> [TRECHO DO DOCUMENTO]

·····

A dimensão negativa está presente também na


linguística moderna, no conceito de fonema, deste
ente puramente negativo e insignificante, o qual,
contudo, é precisamente aquilo que abre e torna
possível a significação e o discurso. Como ‘som da
língua’, Jakobson está singularmente próximo da ideia
heideggeriana de uma ‘Voz sem som’ e de um ‘som do
silêncio’ (Sigé, pensamento silencioso). A fonologia,
que se define como a ciência dos sons da língua,
apresenta-se como um par análogo da ontologia, que,
com base nas considerações precedentes, podemos
definir como ‘ciência da voz suprimida, isto é, da
Voz’. Existe no pensamento de Heidegger algo como
um ‘pensamento da Voz’, mas cuja relação essencial
entre linguagem e morte tem, para a metafísica, o
seu lugar na Voz. Ter experiência da morte como
morte significa efetivamente fazer experiência da
supressão da voz e do surgimento, em seu lugar, de
outra Voz, que constitui o originário fundamento
negativo da palavra humana. A Voz, portanto, não diz
nada, não quer-dizer nenhuma proposção significante:
ela indica e quer-dizer o puro ter lugar da linguagem,
é, pois, uma dimensão puramente lógica. A Voz é a
dimensão ética originária, na qual o homem pronuncia
seu sim à linguagem e consente que ela tenha lugar.

·····

> [DADOS DE ORIGEM]

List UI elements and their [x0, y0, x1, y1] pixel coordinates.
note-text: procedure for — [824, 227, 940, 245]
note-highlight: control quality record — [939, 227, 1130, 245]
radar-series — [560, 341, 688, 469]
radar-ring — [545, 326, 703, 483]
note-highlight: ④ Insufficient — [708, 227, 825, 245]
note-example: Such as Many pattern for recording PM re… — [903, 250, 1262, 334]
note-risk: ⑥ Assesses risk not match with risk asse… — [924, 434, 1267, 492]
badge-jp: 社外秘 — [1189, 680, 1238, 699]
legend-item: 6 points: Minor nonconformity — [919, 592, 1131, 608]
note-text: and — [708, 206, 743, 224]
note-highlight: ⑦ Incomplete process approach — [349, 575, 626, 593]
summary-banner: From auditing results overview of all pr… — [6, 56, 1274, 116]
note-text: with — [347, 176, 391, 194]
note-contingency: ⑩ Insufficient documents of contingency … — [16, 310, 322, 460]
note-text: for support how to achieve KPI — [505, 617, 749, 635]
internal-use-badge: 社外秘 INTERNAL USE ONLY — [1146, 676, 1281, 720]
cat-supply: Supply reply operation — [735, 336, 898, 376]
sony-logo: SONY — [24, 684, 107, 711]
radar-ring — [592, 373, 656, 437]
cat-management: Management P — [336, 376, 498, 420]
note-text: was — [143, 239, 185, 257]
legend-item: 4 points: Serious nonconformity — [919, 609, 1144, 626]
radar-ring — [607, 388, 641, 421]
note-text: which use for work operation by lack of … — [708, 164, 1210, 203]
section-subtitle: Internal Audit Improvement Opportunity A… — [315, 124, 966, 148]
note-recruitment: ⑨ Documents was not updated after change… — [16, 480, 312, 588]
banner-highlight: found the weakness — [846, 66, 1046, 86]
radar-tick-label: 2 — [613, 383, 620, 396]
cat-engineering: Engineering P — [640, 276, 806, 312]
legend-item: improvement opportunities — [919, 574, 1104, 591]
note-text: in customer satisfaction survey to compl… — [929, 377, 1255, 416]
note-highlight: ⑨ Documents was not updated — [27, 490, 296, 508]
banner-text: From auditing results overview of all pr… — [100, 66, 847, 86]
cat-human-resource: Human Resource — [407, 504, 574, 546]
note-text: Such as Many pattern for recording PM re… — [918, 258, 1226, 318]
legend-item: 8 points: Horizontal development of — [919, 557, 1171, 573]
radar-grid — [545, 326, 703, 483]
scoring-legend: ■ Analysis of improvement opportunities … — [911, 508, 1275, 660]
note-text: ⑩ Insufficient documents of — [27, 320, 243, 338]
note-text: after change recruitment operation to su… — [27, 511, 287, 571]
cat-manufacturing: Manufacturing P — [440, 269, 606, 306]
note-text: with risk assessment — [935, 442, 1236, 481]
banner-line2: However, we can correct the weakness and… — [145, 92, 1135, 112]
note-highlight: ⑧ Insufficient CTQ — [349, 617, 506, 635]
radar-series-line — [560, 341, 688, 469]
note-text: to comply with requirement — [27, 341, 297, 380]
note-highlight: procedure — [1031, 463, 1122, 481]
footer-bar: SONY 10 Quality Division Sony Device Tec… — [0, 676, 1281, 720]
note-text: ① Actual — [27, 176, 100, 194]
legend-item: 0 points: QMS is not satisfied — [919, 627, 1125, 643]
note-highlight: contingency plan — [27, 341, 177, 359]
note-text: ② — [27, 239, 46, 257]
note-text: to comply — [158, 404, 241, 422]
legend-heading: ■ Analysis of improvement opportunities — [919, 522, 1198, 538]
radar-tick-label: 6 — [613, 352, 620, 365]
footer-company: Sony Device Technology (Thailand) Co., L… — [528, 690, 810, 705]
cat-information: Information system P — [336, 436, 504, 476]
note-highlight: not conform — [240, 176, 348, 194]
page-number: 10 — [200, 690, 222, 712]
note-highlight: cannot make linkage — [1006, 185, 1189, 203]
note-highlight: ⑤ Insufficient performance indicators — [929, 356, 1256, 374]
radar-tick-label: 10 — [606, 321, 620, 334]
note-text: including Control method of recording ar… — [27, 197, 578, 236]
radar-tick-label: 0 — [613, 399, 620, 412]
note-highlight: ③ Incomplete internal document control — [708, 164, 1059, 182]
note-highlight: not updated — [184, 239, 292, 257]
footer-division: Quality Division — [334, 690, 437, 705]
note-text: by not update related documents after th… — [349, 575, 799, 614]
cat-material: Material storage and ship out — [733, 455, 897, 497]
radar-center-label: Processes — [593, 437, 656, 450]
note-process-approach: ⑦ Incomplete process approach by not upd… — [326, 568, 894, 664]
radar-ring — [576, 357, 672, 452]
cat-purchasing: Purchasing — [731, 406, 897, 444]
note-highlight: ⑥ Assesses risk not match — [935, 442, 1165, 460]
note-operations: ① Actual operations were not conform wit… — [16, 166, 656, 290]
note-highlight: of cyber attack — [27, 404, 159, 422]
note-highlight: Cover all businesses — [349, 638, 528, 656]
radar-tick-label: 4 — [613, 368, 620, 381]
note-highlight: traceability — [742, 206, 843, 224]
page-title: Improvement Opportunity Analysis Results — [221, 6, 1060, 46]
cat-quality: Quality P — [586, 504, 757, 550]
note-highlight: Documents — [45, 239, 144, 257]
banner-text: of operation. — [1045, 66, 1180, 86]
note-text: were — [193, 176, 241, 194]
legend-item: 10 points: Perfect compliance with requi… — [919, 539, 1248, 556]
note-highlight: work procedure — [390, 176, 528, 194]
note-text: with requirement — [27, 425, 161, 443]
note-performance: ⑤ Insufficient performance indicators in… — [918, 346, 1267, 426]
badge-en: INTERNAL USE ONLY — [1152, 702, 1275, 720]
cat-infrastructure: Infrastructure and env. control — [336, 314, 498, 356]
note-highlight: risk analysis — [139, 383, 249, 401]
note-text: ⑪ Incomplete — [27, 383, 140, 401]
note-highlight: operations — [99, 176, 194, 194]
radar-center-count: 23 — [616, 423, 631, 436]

·····

> [TAREFA] Dê continuidade ao trecho sobre a Voz, a linguagem e a morte, começando logo após a última frase.

> [RESPOSTA]
Morada habitual e hábito, ou seja, o êthos do homem,


que se encontra para a filosofia, já sempre cindido e
ameaçado por um negativo. Um dos mais antigos
testemunhos no qual a filosofia se põe a pensar o
êthos caracteriza, deste modo, a morada habitual do
homem. O êthos, a morada habitual é, para o homem,
o lugar da cisão – aquilo que ele jamais pode
apreender sem receber daquilo uma laceração e uma
fissura –, o lugar onde jamais pode estar
verdadeiramente desde o início, mas aonde pode
somente no fim regressar. É possível que o ser não
esteja à altura do simples mistério do ter do homem,
da sua habitação assim como do seu hábito? Estar na
linguagem sem ser aí chamado por nenhuma Voz,
simplesmente morrer sem ser chamado pela morte é,
talvez, a experiência mais abissal; mas esta é
precisamente, para o homem, também a experiência
mais habitual, o seu êthos, a sua morada que, na
história da metafísica, já se apresenta sempre
demonicamente cindida em vivente e linguagem,
natureza e cultura, ética e lógica e é, por isso,
atingível, apenas na articulação negativa de uma Voz.
Pensa-se, neste seminário, a Voz a partir de seu
cancelamento, ou melhor, pensa-se a Voz como
jamais sida, no seu lugar, morada sem vontade e sem
Voz, esta morada é o aqui resta a pensar. Trata-se,
em última instância, de um tal ‘fazer interdito’, que
fornece à sociedade e à sua infundada legislação a
ficção de um início: o que é excluído da comunidade
é, na realidade, aquilo sobre o qual se funda a inteira
vida da comunidade e é assumido por ela como um
passado imemorável e, todavia, memorável.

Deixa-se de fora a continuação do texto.